» **What you will do**: Find how many lines of the listing include the string "Institute", and report only that figure.
(begin)
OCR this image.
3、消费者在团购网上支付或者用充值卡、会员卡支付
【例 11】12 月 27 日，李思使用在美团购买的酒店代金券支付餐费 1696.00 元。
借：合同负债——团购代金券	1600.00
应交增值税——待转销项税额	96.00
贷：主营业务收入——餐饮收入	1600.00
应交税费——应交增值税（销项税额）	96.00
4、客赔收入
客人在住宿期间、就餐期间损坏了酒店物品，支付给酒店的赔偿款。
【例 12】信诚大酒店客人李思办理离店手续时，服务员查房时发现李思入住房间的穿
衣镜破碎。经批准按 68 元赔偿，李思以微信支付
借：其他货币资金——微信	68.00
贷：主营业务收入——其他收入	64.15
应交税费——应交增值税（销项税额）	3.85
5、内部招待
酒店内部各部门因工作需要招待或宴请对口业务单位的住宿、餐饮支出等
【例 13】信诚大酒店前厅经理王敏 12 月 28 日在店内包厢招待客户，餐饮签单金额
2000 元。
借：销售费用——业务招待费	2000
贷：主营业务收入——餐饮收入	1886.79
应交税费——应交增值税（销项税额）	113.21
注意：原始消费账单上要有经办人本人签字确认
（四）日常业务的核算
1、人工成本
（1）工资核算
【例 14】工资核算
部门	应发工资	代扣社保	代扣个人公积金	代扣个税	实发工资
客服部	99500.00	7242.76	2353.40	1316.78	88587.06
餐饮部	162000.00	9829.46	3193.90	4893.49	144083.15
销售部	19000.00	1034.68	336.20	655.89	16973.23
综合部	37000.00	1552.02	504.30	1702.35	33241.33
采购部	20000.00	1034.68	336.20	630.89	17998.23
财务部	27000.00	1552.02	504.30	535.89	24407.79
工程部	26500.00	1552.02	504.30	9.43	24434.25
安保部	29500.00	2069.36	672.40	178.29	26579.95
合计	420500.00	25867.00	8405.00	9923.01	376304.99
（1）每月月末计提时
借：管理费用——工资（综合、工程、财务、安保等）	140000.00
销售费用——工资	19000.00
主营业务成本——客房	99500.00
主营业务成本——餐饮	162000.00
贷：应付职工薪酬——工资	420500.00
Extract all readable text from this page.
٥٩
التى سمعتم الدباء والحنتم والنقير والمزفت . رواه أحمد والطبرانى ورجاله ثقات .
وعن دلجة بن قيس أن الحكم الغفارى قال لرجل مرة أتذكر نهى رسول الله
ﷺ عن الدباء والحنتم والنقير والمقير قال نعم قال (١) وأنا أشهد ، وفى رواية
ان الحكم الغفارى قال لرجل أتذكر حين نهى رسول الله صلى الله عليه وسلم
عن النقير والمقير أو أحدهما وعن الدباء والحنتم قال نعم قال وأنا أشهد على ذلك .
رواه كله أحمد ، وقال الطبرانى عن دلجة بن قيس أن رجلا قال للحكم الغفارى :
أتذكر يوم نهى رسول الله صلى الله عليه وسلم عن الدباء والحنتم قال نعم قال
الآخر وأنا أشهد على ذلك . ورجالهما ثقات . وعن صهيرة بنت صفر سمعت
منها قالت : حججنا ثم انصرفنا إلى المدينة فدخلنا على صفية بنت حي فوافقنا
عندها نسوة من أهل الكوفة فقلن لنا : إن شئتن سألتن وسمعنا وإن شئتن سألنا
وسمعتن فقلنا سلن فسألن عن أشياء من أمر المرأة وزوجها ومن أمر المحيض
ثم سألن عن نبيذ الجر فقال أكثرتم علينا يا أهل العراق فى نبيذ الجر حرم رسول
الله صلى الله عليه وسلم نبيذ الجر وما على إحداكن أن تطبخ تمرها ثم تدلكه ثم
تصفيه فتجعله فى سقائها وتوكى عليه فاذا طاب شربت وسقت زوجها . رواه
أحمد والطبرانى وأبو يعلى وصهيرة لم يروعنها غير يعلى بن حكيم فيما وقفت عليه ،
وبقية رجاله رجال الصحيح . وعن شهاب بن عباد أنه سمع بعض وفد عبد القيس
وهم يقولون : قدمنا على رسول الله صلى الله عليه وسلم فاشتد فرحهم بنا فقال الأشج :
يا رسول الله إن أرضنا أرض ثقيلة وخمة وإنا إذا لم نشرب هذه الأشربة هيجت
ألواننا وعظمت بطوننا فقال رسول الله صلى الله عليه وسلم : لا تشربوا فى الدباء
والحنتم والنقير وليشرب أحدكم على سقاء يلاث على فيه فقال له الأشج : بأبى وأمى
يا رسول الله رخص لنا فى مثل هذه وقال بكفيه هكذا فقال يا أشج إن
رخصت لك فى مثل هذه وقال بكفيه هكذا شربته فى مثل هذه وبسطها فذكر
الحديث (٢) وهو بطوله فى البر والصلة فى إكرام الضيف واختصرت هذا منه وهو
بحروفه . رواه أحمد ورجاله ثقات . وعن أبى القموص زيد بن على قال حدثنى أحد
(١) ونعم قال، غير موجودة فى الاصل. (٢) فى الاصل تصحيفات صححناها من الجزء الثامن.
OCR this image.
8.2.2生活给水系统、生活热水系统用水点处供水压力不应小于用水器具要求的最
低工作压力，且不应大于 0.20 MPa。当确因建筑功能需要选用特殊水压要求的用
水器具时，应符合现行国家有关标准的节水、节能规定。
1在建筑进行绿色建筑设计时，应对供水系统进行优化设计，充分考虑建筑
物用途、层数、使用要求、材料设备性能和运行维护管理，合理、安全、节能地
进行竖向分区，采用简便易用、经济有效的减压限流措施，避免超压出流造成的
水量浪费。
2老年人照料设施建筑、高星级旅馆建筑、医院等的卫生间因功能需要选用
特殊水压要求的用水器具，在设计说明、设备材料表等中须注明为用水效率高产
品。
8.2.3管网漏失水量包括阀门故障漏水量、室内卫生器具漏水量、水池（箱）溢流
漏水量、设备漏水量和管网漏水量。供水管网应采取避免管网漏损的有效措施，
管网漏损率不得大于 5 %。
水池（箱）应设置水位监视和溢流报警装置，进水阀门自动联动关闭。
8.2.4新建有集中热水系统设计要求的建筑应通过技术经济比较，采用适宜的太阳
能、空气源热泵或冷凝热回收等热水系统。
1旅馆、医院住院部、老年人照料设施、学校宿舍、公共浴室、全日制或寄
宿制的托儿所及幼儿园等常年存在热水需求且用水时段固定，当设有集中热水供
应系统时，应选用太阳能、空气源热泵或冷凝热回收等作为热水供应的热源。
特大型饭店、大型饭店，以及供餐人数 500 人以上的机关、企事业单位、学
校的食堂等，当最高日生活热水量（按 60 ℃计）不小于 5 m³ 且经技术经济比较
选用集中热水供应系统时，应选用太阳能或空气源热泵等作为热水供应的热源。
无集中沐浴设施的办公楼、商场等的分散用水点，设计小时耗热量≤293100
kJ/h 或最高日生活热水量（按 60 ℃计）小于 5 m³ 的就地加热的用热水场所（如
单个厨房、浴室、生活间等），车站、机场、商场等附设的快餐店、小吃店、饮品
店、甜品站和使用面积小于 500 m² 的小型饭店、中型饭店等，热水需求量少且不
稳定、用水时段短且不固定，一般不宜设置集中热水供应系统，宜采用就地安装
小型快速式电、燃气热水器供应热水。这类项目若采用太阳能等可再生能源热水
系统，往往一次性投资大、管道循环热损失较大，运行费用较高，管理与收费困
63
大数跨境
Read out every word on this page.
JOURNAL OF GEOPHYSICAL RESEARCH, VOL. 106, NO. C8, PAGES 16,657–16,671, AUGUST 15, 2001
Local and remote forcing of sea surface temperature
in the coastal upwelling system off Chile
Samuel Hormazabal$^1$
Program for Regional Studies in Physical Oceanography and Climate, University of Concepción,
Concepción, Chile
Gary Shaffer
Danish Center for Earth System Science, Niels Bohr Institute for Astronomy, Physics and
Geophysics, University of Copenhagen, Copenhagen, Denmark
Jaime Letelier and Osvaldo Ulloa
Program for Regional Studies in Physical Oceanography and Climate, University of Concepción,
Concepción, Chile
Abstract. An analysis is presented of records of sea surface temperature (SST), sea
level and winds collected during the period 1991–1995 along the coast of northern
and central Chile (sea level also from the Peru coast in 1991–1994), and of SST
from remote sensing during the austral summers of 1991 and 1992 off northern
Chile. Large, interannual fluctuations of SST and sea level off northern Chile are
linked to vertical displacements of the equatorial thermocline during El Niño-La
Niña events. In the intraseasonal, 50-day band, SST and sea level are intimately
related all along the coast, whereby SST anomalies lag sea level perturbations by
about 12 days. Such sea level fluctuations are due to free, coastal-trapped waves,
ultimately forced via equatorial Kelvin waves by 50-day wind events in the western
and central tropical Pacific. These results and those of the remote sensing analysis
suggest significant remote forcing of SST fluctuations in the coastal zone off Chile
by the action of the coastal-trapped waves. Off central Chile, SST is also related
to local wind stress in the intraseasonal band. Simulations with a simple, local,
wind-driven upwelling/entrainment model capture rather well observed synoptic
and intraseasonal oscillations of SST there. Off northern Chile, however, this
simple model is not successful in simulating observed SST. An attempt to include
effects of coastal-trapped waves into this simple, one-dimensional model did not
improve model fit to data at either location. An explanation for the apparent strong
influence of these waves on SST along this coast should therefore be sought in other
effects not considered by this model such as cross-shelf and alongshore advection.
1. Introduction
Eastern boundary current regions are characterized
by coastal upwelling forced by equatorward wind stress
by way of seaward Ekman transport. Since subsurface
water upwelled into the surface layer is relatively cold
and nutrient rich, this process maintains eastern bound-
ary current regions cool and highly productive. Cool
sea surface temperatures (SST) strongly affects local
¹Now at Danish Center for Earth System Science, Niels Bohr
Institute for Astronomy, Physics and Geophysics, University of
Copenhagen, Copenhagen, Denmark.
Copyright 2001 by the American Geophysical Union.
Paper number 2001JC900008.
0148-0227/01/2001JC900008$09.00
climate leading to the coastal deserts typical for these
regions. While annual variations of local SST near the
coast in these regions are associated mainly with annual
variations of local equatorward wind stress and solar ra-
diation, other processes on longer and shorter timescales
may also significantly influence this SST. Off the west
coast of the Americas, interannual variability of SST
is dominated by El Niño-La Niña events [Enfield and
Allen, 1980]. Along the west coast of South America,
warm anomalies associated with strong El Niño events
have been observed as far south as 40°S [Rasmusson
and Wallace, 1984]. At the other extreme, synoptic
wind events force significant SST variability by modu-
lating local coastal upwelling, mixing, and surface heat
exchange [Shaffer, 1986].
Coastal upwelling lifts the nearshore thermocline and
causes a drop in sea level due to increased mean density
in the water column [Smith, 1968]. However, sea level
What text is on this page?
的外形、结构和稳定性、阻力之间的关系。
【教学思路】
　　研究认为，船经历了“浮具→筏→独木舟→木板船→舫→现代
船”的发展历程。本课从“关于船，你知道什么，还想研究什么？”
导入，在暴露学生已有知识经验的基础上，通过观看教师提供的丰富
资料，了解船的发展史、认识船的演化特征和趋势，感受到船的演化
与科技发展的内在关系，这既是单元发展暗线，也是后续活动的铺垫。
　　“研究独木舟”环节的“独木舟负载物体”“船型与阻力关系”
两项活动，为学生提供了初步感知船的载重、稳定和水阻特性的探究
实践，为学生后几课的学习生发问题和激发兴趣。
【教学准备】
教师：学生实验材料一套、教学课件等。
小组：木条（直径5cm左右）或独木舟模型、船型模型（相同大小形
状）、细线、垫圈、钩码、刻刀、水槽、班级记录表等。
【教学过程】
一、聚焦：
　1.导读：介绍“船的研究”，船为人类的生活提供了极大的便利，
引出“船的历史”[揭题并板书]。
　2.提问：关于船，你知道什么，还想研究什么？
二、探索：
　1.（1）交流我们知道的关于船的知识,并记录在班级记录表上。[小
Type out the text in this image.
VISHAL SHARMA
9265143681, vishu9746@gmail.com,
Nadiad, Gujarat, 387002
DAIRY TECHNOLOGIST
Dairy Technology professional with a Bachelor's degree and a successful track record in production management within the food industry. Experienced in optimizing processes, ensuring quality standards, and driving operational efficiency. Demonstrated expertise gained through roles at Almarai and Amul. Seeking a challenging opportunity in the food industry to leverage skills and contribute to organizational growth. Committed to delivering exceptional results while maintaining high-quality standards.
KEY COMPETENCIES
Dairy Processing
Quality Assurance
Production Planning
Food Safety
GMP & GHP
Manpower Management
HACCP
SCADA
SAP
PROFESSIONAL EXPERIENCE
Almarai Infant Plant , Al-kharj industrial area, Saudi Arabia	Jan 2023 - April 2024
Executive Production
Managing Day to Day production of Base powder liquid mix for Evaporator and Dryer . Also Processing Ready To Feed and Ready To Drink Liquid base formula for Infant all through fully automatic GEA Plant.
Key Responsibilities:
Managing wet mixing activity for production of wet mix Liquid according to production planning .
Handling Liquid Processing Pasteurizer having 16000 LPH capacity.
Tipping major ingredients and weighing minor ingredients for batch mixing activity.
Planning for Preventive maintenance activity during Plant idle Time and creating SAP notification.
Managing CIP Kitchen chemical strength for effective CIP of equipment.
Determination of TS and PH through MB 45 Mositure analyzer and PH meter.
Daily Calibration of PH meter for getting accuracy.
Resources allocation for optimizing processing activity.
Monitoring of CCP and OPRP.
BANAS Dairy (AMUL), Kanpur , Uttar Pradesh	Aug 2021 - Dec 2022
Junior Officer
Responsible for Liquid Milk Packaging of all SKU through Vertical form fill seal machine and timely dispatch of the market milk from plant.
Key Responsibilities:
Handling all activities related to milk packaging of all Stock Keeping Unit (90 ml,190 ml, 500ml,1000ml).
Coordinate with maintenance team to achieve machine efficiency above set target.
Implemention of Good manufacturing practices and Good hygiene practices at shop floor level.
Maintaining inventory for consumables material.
(end)
» **Final result**: 2